## Start DATA SUPPLIED

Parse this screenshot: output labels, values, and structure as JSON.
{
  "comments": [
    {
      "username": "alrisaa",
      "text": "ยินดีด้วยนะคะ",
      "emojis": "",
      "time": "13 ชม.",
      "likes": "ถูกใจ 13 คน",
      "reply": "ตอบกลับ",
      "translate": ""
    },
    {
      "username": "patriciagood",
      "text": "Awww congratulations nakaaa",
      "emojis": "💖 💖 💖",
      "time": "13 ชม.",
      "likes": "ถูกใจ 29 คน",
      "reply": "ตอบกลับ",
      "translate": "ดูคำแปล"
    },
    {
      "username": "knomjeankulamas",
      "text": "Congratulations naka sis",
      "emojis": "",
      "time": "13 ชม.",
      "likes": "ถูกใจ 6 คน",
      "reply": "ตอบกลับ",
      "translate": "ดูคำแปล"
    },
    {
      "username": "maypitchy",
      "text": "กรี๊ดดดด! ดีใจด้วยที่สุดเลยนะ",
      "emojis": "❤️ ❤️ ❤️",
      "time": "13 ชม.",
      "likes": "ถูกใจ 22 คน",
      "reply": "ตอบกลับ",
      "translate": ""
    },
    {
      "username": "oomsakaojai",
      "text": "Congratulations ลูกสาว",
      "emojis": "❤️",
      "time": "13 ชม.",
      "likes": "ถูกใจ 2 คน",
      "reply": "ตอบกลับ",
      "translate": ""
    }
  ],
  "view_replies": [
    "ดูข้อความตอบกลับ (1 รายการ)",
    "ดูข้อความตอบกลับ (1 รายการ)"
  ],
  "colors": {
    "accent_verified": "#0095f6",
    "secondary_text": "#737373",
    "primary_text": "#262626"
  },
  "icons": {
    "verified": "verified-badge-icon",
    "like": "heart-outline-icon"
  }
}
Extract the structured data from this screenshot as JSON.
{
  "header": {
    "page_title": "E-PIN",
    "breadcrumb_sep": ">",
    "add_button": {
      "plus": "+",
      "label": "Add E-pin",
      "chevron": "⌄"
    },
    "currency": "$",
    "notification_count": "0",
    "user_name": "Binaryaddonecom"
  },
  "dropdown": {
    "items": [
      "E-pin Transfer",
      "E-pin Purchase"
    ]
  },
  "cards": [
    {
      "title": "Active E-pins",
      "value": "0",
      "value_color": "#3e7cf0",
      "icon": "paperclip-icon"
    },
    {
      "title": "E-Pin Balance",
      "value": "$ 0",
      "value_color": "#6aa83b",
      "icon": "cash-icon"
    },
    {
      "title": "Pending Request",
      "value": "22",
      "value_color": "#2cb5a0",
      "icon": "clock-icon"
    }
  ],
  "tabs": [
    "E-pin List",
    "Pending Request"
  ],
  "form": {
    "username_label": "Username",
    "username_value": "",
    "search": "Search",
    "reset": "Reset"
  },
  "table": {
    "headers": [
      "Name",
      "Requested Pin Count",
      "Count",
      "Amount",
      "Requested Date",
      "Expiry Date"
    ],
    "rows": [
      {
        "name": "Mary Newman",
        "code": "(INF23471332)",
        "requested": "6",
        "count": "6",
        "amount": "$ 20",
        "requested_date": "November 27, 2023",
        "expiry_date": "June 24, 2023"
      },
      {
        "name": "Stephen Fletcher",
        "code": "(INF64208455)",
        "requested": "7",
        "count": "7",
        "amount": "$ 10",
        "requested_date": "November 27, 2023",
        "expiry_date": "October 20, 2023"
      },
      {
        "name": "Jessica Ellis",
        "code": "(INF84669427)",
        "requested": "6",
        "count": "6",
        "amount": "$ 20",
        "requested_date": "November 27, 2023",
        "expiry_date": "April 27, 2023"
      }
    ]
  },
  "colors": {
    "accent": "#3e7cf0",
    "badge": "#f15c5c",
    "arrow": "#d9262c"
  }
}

## End DATA SUPPLIED
## Start DATA SUPPLIED

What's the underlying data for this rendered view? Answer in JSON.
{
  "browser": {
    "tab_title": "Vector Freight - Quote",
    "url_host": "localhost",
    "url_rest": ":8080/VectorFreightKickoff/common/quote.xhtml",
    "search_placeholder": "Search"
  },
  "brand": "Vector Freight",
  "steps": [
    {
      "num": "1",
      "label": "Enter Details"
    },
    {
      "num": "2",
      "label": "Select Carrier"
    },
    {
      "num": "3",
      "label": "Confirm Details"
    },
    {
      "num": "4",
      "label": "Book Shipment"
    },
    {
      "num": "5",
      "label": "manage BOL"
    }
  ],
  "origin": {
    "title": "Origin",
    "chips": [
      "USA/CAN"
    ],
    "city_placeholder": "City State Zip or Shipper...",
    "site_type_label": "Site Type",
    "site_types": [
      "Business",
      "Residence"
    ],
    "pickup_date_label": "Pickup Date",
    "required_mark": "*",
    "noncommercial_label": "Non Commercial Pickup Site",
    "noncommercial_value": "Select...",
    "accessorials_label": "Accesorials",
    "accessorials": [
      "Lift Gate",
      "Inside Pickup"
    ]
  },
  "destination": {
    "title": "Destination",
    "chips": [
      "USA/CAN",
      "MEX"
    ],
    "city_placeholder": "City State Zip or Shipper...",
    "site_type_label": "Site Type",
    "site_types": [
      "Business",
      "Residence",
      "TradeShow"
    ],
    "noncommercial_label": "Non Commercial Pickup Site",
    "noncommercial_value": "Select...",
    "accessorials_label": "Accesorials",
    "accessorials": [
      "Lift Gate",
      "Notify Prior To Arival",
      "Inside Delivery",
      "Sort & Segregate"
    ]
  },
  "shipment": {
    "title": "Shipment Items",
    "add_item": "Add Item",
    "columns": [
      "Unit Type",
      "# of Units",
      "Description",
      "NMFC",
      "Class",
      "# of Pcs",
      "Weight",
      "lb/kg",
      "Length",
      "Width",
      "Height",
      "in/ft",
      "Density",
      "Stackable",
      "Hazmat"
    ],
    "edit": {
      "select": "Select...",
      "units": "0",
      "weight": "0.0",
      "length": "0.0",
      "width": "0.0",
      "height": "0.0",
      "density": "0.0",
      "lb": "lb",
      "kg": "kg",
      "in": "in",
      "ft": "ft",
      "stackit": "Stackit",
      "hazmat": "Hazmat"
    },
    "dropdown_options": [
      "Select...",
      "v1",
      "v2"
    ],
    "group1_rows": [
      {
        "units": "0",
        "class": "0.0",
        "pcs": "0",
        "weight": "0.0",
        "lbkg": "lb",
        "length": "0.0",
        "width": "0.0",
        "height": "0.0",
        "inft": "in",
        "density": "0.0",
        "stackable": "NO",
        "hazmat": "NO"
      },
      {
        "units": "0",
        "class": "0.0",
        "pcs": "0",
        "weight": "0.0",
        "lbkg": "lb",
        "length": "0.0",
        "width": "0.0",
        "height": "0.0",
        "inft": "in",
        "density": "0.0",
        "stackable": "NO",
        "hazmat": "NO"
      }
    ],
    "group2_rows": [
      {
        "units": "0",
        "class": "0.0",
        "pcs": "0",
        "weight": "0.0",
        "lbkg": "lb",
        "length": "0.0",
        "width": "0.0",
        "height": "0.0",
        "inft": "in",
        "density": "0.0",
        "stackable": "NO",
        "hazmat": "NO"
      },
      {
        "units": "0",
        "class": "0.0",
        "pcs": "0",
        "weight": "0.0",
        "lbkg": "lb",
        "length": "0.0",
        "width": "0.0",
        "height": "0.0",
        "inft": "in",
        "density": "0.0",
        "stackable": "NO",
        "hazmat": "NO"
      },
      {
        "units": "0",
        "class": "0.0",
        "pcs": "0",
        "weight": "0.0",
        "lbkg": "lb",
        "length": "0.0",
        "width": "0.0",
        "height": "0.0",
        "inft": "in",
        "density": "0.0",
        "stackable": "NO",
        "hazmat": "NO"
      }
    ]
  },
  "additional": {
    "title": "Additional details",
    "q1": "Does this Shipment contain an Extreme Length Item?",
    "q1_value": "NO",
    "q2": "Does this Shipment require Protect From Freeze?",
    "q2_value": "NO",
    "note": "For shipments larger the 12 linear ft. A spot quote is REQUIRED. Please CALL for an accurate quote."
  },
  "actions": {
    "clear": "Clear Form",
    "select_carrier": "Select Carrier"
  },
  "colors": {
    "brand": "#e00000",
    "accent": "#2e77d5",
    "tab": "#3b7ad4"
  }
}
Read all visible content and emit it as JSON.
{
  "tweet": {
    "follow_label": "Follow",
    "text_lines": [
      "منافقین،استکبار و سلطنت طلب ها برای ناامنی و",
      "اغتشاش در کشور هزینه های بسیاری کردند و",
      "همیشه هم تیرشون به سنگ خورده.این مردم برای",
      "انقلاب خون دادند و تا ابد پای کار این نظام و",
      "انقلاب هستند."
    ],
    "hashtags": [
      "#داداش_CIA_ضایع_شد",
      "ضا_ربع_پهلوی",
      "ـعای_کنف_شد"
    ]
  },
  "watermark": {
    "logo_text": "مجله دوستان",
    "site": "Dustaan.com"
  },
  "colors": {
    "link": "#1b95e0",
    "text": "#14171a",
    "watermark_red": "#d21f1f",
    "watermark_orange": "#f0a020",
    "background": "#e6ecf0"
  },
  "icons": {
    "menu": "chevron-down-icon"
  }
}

## End DATA SUPPLIED

Search the records above for the string "this". Copy every line that contains it.

-- TASK RESULT --
Parse this screenshot: output labels, values, and structure as JSON.
Extract the structured data from this screenshot as JSON.
What's the underlying data for this rendered view? Answer in JSON.
    "q1": "Does this Shipment contain an Extreme Length Item?",
    "q2": "Does this Shipment require Protect From Freeze?",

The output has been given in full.